Plasmodium ovalecurtisi

Scientific classification
- Domain: Eukaryota
- Clade: Sar
- Clade: Alveolata
- Phylum: Apicomplexa
- Class: Aconoidasida
- Order: Haemospororida
- Family: Plasmodiidae
- Genus: Plasmodium
- Species: P. ovalecurtisi
- Binomial name: Plasmodium ovalecurtisi Snounou et al. 2024

= Plasmodium ovalecurtisi =

- Genus: Plasmodium
- Species: ovalecurtisi
- Authority: Snounou et al. 2024

Species of single-celled organism

Plasmodium ovalecurtisi is a species of parasitic protozoa that causes tertian malaria in humans. The species was described in 2010 when it was established that the two species of Plasmodium ovale, while morphologically identical are genetically distinct. Originally given the trinomial name Plasmodium ovale curtisi, following further evidence for its distinct species status it was assigned the appropriate binomial nomenclature in 2024.

# # #

## Prompt 1
Say whether each statement agrees with the text on Plasmodium ovalecurtisi, answering yes or no and quoting the deciding words: (a) The species causes tertian malaria in humans. (b) The two species of Plasmodium ovale look different from each other. (c) The species got its binomial name in 2010.
## Prompt 2
Pick up the text on Plasmodium ovalecurtisi after its last sentence and keep writing it.

# # #

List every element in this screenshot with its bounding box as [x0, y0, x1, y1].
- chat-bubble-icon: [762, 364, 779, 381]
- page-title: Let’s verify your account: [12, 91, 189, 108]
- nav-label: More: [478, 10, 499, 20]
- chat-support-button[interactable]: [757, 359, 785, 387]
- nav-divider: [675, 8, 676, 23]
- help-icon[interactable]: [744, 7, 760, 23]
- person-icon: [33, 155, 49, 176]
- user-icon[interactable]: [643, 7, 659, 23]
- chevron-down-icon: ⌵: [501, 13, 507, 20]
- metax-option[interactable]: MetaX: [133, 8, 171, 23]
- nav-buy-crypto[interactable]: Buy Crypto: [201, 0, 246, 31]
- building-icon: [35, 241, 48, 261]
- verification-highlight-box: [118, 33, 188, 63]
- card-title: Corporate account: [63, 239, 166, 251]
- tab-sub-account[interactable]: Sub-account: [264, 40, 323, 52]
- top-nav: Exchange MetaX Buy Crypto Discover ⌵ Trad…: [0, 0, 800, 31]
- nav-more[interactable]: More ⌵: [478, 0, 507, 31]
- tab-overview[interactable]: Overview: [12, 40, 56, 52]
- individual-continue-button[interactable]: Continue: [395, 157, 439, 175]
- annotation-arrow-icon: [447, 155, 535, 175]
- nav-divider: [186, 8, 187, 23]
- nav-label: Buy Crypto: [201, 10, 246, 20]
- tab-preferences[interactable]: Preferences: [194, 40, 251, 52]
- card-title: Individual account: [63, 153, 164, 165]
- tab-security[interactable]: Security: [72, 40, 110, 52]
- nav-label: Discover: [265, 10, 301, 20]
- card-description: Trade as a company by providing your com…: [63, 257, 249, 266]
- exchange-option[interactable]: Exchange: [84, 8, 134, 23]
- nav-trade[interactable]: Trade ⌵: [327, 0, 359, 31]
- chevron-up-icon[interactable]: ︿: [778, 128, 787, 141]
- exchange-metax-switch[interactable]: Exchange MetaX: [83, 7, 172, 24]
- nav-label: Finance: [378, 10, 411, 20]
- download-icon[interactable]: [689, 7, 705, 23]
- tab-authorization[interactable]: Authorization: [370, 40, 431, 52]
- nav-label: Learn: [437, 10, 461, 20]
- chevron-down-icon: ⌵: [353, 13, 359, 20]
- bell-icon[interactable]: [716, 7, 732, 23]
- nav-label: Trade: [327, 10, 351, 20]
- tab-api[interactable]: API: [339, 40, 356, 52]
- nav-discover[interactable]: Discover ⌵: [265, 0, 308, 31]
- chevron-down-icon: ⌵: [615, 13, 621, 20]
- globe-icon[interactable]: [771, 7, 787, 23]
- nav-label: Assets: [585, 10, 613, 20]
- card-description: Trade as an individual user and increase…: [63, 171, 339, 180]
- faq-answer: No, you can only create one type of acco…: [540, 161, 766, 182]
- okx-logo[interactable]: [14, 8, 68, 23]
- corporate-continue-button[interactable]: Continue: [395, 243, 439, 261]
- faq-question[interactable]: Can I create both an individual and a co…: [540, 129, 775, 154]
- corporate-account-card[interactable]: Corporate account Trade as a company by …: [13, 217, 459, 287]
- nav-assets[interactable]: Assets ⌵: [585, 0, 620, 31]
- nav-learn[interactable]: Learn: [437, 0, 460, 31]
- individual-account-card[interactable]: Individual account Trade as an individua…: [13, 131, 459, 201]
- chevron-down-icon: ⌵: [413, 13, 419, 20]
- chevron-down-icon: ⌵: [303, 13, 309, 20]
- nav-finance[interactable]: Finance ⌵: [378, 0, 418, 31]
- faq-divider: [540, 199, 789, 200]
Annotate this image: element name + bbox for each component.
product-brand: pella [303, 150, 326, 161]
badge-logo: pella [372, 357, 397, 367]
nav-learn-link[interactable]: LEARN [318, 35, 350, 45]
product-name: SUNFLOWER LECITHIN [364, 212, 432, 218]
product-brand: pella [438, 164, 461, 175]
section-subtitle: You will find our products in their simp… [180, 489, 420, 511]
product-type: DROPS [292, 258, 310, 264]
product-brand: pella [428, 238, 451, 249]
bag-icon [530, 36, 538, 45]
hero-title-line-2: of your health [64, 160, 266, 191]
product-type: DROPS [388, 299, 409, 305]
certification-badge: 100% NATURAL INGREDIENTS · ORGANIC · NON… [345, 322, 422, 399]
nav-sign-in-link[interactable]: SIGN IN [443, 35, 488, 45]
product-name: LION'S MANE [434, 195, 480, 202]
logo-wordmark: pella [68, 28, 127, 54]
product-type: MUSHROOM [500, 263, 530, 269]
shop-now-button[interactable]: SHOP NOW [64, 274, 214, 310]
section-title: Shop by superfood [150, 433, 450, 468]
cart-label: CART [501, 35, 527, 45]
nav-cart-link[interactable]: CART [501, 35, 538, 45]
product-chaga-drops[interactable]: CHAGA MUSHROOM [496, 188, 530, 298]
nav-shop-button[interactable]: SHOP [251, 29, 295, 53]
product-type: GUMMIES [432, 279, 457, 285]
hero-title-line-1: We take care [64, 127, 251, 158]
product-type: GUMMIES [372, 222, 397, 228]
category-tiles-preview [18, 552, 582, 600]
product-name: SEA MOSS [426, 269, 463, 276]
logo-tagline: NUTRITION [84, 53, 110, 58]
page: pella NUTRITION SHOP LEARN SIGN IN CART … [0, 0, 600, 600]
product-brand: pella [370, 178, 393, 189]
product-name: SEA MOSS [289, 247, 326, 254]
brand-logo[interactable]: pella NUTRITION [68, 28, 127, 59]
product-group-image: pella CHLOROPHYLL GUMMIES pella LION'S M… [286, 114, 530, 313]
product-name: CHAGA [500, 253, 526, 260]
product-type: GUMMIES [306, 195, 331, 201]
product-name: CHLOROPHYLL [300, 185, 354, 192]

# # #

## Final answer 1
(a) Yes: "causes tertian malaria in humans"
(b) No: "while morphologically identical are genetically distinct"
(c) No: "it was assigned the appropriate binomial nomenclature in 2024"

## Final answer 2
==Epidemiology==
Plasmodium ovalecurtisi has been identified in Ghana, Myanmar, Nigeria, São Tomé, Sierra Leone and Uganda.

==Clinical features==

Clinical features for P. ovalecurtisi are described in the article on Plasmodium ovale.

==Phylogenetics==

This species separated from its closest known relative, Plasmodium ovalewallikeri, between 1.0 and 3.5 million years ago.